* Activities:
A. Rewrite the paragraph beginning "All other characters will not be replaced" from the date format function post below in a single shorter sentence that keeps its main facts.
B. In the date format function post below, what does the format code M1 represent?

* Document section:
This is a cool date format function I found a while back.  See header comments for credits...

/*

//////////////////////////////////////////////////////////////////////////////////

Author: Rusty Hansen 8-21-2001

Description: Formats a date to a specific format.

Parameters:

     @dDate = A value or field of datatype datetime or a value or field that can be explicitly converted to

              a datetime datatype.

     @sFormat varchar(40) = Format codes using the characters described below

     MMMM or DDDD = the full name for the day or month

     MMM or DDD = the first 3 letters of the month or day

     MM or DD = the two digit code signifying the month or day

     M1 or D1 = the month or day value without a preceding zero

     YYYY = a four digit year

     YY = a two digit year

     All other characters will not be replaced such as / - . * # a b z x % and will show

     up in the date in the same relative position that they appear in the format

     parameter.

(Page segmentation data)
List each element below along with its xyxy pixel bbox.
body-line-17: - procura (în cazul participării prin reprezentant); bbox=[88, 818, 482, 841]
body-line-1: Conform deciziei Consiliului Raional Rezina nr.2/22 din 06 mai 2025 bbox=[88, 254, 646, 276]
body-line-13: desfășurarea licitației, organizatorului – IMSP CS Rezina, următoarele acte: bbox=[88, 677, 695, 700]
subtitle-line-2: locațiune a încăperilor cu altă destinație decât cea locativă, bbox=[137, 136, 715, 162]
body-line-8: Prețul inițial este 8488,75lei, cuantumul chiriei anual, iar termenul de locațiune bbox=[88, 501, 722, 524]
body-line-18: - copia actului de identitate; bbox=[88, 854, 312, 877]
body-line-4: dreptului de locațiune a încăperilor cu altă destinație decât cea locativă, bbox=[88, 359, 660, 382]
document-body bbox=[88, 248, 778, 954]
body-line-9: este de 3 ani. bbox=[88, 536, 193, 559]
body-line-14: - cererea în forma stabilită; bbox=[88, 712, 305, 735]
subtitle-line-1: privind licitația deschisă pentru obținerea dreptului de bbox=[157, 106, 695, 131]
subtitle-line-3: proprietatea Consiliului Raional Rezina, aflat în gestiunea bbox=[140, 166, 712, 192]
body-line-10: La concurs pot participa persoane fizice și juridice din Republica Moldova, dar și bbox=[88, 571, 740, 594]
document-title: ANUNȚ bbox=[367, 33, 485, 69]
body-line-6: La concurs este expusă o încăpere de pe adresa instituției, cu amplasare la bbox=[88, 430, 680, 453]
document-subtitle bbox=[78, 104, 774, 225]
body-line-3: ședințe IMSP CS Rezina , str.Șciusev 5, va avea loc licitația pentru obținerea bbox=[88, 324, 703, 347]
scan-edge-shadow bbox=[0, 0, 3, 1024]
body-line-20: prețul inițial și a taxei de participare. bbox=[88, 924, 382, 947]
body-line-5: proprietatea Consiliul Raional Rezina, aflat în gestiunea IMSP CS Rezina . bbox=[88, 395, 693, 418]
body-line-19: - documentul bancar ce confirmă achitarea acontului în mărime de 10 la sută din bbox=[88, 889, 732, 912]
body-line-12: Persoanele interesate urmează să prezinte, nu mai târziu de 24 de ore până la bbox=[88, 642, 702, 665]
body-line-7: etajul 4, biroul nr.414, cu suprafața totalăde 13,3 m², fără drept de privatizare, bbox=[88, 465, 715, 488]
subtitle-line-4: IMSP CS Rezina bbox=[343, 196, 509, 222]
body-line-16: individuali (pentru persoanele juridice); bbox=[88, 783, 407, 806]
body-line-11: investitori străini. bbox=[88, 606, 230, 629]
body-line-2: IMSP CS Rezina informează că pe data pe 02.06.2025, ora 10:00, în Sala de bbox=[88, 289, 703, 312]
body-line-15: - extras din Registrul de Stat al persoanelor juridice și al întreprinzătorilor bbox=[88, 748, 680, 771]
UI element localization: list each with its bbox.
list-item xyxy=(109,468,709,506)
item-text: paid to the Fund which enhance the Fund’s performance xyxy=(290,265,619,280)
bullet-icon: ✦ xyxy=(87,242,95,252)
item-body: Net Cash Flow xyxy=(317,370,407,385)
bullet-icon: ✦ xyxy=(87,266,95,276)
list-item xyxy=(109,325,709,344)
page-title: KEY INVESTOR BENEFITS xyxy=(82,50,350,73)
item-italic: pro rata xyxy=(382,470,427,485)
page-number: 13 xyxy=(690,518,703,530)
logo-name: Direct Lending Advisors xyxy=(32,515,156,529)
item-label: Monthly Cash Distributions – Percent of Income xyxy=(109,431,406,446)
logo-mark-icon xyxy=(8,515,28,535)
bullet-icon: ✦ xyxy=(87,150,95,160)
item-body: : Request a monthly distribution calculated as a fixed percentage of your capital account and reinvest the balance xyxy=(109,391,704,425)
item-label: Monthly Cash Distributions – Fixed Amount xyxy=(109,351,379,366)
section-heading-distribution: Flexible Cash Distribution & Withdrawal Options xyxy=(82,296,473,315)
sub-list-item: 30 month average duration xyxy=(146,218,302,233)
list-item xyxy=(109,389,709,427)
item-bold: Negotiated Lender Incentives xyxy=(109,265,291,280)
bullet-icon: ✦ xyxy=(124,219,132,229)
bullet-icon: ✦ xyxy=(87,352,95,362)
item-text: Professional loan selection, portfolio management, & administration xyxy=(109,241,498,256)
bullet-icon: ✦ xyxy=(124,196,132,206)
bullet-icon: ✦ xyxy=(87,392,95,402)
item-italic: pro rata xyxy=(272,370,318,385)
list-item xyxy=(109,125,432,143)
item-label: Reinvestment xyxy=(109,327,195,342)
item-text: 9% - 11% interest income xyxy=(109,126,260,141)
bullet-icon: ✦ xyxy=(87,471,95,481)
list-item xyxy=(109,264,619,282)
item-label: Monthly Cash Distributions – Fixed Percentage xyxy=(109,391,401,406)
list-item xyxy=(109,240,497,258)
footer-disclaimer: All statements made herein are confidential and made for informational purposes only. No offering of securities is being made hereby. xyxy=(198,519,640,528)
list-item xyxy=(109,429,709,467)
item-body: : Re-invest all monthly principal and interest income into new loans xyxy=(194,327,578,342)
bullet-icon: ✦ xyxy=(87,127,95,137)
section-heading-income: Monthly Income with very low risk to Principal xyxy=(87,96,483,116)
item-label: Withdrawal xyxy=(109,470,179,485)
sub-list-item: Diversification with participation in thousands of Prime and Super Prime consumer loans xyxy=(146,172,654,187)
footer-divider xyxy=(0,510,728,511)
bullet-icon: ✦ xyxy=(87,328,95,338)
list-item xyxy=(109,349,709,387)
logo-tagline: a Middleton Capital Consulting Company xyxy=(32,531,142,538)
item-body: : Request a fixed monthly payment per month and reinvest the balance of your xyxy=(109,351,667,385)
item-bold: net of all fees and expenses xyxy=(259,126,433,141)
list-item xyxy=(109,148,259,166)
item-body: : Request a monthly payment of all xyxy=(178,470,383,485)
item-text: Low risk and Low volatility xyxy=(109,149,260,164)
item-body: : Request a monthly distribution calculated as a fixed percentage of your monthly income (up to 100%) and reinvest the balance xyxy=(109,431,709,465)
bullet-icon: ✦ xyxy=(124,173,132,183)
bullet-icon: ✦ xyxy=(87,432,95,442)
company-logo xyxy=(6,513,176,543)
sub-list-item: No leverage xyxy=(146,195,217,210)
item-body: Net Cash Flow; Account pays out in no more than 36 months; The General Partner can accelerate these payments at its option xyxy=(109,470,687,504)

* Exercise results:
A. Any other characters, such as / - . * # a b z x %, are left unreplaced and appear in the date in the same relative position they hold in the format parameter.

B. The month value without a preceding zero.